begin Exercise input

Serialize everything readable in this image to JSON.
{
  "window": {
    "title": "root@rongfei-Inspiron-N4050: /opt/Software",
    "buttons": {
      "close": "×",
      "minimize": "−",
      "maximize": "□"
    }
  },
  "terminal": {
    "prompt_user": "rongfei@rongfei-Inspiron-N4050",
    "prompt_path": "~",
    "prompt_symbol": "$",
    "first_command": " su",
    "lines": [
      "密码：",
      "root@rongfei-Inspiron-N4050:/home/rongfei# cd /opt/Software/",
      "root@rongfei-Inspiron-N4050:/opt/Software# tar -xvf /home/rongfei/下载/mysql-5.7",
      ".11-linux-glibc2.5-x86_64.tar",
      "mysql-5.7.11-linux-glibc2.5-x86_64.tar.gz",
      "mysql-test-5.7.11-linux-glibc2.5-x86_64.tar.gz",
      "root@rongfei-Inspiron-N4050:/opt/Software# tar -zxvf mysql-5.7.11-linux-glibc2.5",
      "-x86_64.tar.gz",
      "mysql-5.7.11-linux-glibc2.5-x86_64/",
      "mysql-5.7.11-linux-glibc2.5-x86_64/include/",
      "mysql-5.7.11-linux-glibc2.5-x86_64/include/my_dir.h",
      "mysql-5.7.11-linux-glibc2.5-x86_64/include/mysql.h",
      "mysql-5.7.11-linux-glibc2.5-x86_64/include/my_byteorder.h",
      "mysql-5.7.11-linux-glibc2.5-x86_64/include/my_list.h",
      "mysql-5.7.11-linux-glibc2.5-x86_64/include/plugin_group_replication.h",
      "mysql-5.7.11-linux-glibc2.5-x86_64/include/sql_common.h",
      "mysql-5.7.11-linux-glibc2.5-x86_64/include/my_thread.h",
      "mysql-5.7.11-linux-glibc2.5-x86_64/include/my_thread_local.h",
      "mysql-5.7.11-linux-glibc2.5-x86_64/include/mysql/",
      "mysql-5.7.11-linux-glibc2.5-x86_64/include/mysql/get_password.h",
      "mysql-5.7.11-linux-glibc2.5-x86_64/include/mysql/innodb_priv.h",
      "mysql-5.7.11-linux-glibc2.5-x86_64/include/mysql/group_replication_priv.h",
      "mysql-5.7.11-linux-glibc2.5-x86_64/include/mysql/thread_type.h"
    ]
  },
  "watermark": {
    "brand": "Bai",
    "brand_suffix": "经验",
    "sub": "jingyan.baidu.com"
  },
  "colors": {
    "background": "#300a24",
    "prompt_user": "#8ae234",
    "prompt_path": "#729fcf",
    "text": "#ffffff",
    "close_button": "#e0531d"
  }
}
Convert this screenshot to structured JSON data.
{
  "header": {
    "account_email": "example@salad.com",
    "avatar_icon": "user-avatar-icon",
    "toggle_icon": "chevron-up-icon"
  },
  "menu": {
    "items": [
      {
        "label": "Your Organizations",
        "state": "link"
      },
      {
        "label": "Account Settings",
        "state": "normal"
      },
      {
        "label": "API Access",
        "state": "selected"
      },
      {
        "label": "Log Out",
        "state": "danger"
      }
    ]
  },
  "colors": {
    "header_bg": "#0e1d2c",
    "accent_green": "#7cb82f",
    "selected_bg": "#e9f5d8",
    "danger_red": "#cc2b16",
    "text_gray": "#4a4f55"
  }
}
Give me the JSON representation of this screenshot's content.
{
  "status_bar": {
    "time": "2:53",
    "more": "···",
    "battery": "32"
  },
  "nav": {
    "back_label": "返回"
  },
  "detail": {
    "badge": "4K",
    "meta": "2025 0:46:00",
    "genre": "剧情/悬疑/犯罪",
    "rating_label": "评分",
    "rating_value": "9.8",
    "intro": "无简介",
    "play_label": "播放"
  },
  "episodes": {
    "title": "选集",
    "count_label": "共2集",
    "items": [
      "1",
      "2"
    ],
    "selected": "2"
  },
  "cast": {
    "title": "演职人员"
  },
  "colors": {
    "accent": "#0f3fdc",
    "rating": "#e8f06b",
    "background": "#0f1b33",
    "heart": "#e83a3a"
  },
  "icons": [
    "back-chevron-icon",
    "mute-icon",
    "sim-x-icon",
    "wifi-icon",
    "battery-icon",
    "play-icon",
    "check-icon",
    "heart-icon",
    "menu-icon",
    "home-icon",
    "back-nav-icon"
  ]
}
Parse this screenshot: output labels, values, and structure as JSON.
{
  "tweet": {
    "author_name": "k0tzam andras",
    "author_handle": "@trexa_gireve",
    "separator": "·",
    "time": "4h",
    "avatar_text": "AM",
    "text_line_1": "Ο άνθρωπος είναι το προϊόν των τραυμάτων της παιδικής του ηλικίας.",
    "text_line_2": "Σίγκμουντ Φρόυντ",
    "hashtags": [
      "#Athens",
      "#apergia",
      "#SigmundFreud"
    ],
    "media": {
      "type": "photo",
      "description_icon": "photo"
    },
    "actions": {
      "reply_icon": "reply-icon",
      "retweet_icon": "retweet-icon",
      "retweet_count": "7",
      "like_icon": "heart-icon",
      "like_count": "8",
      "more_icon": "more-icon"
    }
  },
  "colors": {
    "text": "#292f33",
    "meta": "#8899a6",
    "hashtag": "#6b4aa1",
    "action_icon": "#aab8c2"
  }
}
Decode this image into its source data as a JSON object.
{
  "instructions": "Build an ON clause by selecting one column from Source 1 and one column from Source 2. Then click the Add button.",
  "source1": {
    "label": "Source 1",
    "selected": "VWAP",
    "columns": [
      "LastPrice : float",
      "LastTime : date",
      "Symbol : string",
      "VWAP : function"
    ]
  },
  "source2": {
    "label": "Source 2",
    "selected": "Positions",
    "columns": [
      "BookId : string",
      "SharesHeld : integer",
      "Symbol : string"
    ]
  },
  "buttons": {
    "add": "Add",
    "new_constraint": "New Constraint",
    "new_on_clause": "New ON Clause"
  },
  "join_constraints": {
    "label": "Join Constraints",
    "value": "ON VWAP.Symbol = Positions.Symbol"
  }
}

end Exercise input

Return each line where "string" shows up.

      "Symbol : string",
      "BookId : string",
      "Symbol : string"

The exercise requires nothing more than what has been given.